[Items from a data source]
"""
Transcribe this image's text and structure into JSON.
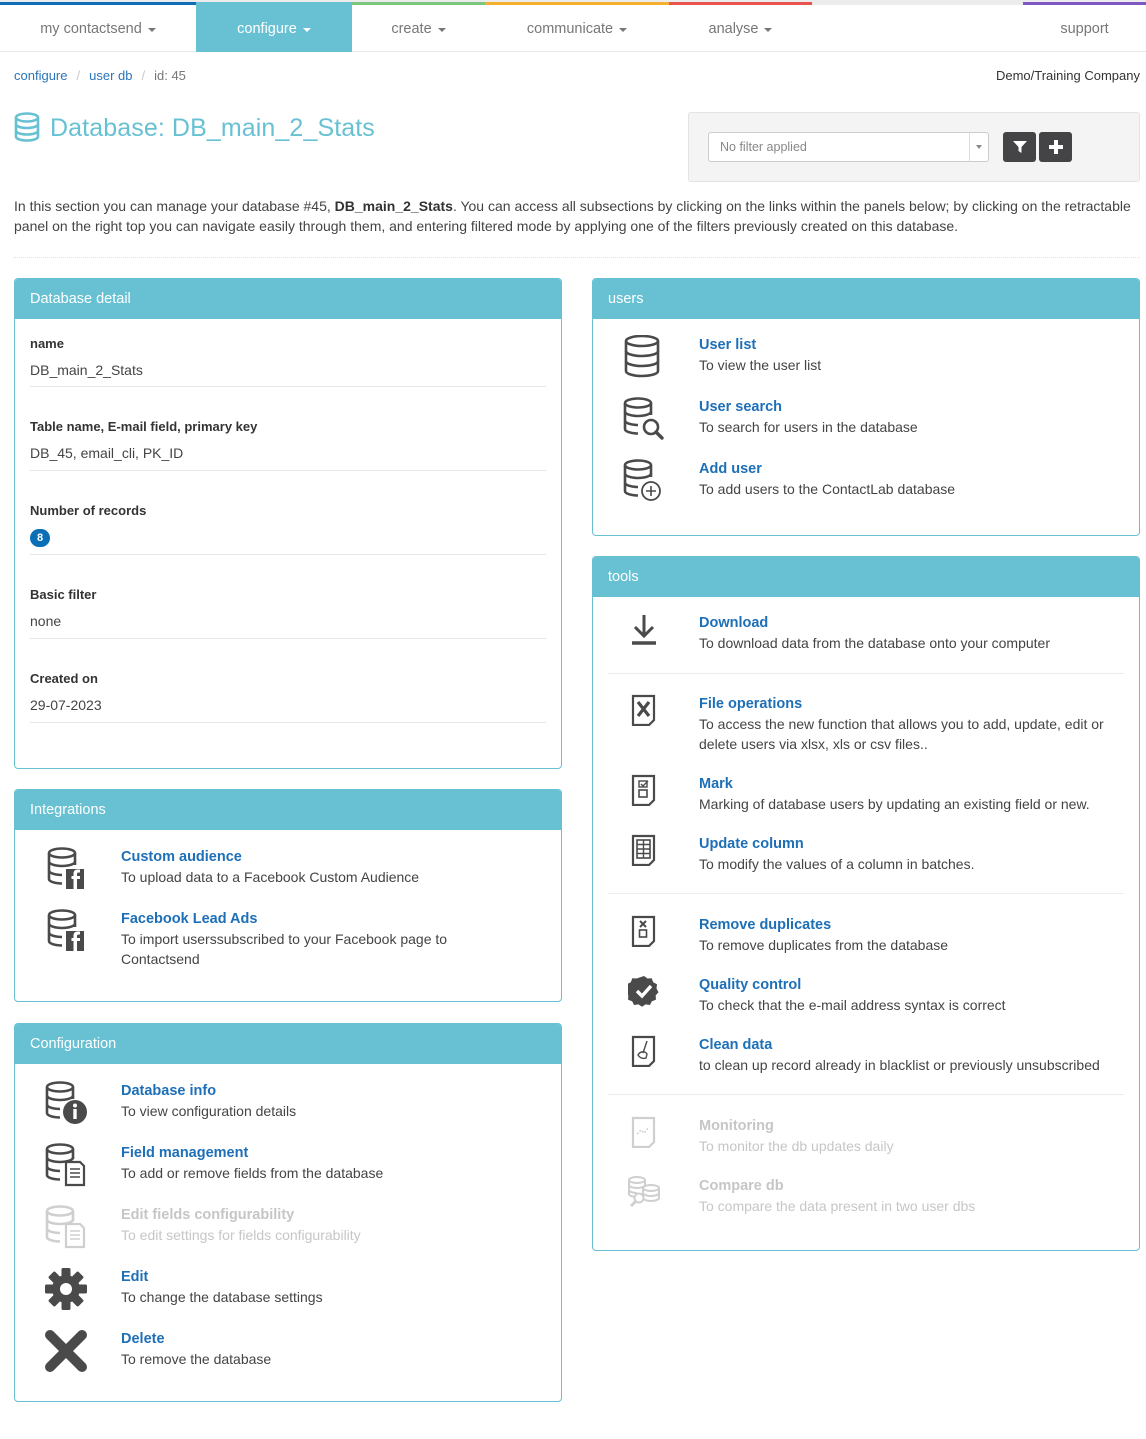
{
  "nav": {
    "items": [
      {
        "label": "my contactsend",
        "color": "#0f6db5",
        "has_caret": true
      },
      {
        "label": "configure",
        "color": "#67c1d3",
        "has_caret": true,
        "active": true
      },
      {
        "label": "create",
        "color": "#7cc57e",
        "has_caret": true
      },
      {
        "label": "communicate",
        "color": "#f6b030",
        "has_caret": true
      },
      {
        "label": "analyse",
        "color": "#e9534f",
        "has_caret": true
      },
      {
        "label": "support",
        "color": "#7e57c2",
        "has_caret": false
      }
    ]
  },
  "breadcrumb": {
    "items": [
      "configure",
      "user db"
    ],
    "current": "id: 45"
  },
  "company": "Demo/Training Company",
  "page": {
    "title": "Database: DB_main_2_Stats"
  },
  "filter": {
    "placeholder": "No filter applied",
    "filter_button": "filter-icon",
    "add_button": "plus-icon"
  },
  "intro": {
    "before": "In this section you can manage your database #45, ",
    "bold": "DB_main_2_Stats",
    "after": ". You can access all subsections by clicking on the links within the panels below; by clicking on the retractable panel on the right top you can navigate easily through them, and entering filtered mode by applying one of the filters previously created on this database."
  },
  "database_detail": {
    "title": "Database detail",
    "fields": [
      {
        "label": "name",
        "value": "DB_main_2_Stats"
      },
      {
        "label": "Table name, E-mail field, primary key",
        "value": "DB_45, email_cli, PK_ID"
      },
      {
        "label": "Number of records",
        "value": "8"
      },
      {
        "label": "Basic filter",
        "value": "none"
      },
      {
        "label": "Created on",
        "value": "29-07-2023"
      }
    ]
  },
  "integrations": {
    "title": "Integrations",
    "items": [
      {
        "title": "Custom audience",
        "desc": "To upload data to a Facebook Custom Audience",
        "icon": "database-facebook-icon"
      },
      {
        "title": "Facebook Lead Ads",
        "desc": "To import userssubscribed to your Facebook page to Contactsend",
        "icon": "database-facebook-icon"
      }
    ]
  },
  "configuration": {
    "title": "Configuration",
    "items": [
      {
        "title": "Database info",
        "desc": "To view configuration details",
        "icon": "database-info-icon",
        "disabled": false
      },
      {
        "title": "Field management",
        "desc": "To add or remove fields from the database",
        "icon": "database-fields-icon",
        "disabled": false
      },
      {
        "title": "Edit fields configurability",
        "desc": "To edit settings for fields configurability",
        "icon": "database-fields-icon",
        "disabled": true
      },
      {
        "title": "Edit",
        "desc": "To change the database settings",
        "icon": "gear-icon",
        "disabled": false
      },
      {
        "title": "Delete",
        "desc": "To remove the database",
        "icon": "close-icon",
        "disabled": false
      }
    ]
  },
  "users": {
    "title": "users",
    "items": [
      {
        "title": "User list",
        "desc": "To view the user list",
        "icon": "database-icon"
      },
      {
        "title": "User search",
        "desc": "To search for users in the database",
        "icon": "database-search-icon"
      },
      {
        "title": "Add user",
        "desc": "To add users to the ContactLab database",
        "icon": "database-add-icon"
      }
    ]
  },
  "tools": {
    "title": "tools",
    "items": [
      {
        "title": "Download",
        "desc": "To download data from the database onto your computer",
        "icon": "download-icon",
        "disabled": false
      },
      {
        "title": "File operations",
        "desc": "To access the new function that allows you to add, update, edit or delete users via xlsx, xls or csv files..",
        "icon": "excel-file-icon",
        "disabled": false
      },
      {
        "title": "Mark",
        "desc": "Marking of database users by updating an existing field or new.",
        "icon": "checklist-file-icon",
        "disabled": false
      },
      {
        "title": "Update column",
        "desc": "To modify the values of a column in batches.",
        "icon": "table-file-icon",
        "disabled": false
      },
      {
        "title": "Remove duplicates",
        "desc": "To remove duplicates from the database",
        "icon": "duplicates-file-icon",
        "disabled": false
      },
      {
        "title": "Quality control",
        "desc": "To check that the e-mail address syntax is correct",
        "icon": "verified-badge-icon",
        "disabled": false
      },
      {
        "title": "Clean data",
        "desc": "to clean up record already in blacklist or previously unsubscribed",
        "icon": "broom-file-icon",
        "disabled": false
      },
      {
        "title": "Monitoring",
        "desc": "To monitor the db updates daily",
        "icon": "chart-file-icon",
        "disabled": true
      },
      {
        "title": "Compare db",
        "desc": "To compare the data present in two user dbs",
        "icon": "compare-db-icon",
        "disabled": true
      }
    ]
  }
}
"""
Task objective
Copy each line of the records that contains the word "page".

Task response
  "page": {
        "desc": "To import userssubscribed to your Facebook page to Contactsend",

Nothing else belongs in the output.